## Start Raw data
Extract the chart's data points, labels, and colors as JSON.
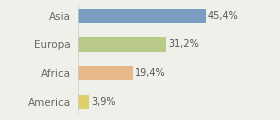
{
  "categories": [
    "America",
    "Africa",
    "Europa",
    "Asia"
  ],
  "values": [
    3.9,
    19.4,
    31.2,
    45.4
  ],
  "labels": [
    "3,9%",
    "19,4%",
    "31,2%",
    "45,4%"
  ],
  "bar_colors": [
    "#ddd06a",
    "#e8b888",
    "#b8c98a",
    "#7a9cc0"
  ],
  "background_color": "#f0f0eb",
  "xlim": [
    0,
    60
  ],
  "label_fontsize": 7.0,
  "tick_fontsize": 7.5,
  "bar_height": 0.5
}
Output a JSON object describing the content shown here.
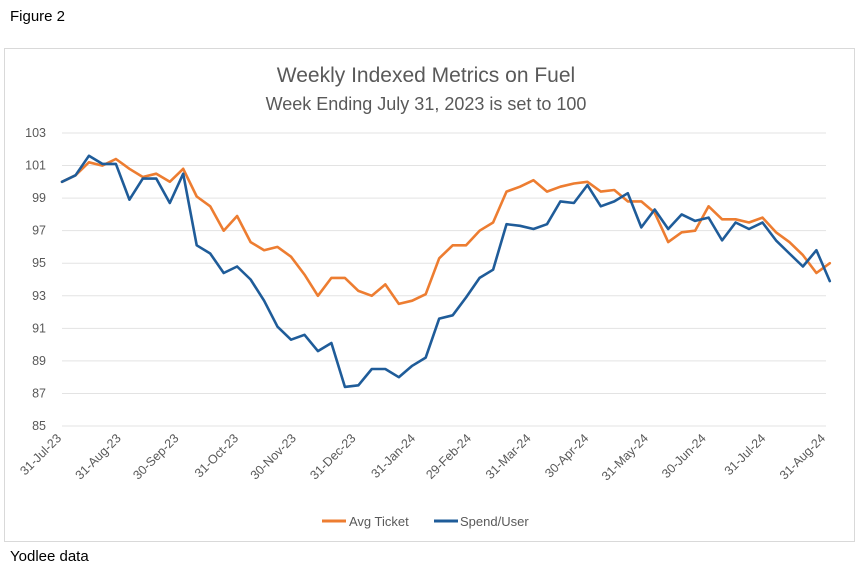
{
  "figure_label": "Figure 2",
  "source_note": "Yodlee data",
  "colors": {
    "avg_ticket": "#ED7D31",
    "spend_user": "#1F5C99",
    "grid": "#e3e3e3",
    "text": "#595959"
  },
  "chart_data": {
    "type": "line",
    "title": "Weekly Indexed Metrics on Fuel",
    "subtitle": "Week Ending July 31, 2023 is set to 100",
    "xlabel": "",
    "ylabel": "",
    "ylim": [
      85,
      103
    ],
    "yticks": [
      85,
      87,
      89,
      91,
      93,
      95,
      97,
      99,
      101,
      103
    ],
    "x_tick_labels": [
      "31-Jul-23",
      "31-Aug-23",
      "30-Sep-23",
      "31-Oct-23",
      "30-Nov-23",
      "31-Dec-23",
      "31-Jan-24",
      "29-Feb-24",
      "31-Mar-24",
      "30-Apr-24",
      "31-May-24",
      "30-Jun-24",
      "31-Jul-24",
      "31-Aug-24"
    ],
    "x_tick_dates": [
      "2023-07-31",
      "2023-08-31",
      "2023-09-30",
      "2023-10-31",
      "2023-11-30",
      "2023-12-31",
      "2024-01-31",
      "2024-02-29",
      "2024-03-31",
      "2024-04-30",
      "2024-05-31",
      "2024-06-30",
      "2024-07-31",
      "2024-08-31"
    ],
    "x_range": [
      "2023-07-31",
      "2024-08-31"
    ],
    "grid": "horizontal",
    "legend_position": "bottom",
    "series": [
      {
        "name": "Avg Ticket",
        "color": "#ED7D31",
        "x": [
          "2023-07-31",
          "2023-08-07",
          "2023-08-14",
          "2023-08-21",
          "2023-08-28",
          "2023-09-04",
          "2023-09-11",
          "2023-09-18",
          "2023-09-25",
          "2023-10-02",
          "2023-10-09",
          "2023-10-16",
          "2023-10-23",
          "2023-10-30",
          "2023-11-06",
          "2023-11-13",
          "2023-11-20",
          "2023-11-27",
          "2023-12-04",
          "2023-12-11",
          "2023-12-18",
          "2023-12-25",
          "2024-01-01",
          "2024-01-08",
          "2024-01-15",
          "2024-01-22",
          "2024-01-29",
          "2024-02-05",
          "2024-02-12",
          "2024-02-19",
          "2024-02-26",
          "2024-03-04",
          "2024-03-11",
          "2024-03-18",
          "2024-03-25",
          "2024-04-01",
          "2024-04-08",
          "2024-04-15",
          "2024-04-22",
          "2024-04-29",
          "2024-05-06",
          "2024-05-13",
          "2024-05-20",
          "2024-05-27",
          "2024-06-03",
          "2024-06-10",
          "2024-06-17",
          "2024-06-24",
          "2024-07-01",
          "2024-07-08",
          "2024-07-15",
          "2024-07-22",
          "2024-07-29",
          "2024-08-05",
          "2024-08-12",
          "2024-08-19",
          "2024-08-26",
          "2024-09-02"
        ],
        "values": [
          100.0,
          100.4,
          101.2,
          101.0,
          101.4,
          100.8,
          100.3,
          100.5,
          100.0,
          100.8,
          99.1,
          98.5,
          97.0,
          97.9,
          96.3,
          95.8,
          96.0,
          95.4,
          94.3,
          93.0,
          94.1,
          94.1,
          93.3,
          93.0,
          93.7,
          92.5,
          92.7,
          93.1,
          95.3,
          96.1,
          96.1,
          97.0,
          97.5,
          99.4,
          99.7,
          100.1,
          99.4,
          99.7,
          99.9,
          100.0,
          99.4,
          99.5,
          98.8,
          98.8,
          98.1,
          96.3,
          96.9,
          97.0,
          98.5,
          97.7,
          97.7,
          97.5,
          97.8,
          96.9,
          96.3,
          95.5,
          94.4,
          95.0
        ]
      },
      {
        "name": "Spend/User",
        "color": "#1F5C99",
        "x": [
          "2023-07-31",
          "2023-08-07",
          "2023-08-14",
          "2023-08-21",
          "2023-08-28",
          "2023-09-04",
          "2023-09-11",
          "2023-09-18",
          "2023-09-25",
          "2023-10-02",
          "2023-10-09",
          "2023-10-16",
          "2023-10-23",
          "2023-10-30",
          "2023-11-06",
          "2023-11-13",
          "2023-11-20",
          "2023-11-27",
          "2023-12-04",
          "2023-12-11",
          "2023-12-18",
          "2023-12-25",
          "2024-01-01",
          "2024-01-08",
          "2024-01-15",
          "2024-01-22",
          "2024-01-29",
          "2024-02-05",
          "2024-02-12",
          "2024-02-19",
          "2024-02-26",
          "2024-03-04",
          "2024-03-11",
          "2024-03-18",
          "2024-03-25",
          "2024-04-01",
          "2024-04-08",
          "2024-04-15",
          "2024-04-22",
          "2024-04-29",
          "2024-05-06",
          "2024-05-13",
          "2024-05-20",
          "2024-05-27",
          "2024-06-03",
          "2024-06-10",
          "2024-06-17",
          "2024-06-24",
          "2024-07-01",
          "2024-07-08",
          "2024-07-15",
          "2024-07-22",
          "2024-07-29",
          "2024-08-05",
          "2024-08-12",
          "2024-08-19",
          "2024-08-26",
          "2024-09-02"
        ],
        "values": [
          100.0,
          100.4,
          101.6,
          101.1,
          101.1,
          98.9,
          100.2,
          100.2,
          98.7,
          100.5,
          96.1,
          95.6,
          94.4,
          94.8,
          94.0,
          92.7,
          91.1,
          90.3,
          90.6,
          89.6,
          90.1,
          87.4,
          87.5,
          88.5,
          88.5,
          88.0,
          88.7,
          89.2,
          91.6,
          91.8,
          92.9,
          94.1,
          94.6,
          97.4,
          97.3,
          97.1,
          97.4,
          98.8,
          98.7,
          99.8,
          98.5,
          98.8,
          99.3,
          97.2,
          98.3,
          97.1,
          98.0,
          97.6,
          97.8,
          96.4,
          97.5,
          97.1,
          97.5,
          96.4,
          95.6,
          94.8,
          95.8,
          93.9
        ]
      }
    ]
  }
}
## End Raw data
Which lines hold the string "JSON"? List them all.

* _Exercise result_:
Extract the chart's data points, labels, and colors as JSON.
Output a JSON object describing the content shown here.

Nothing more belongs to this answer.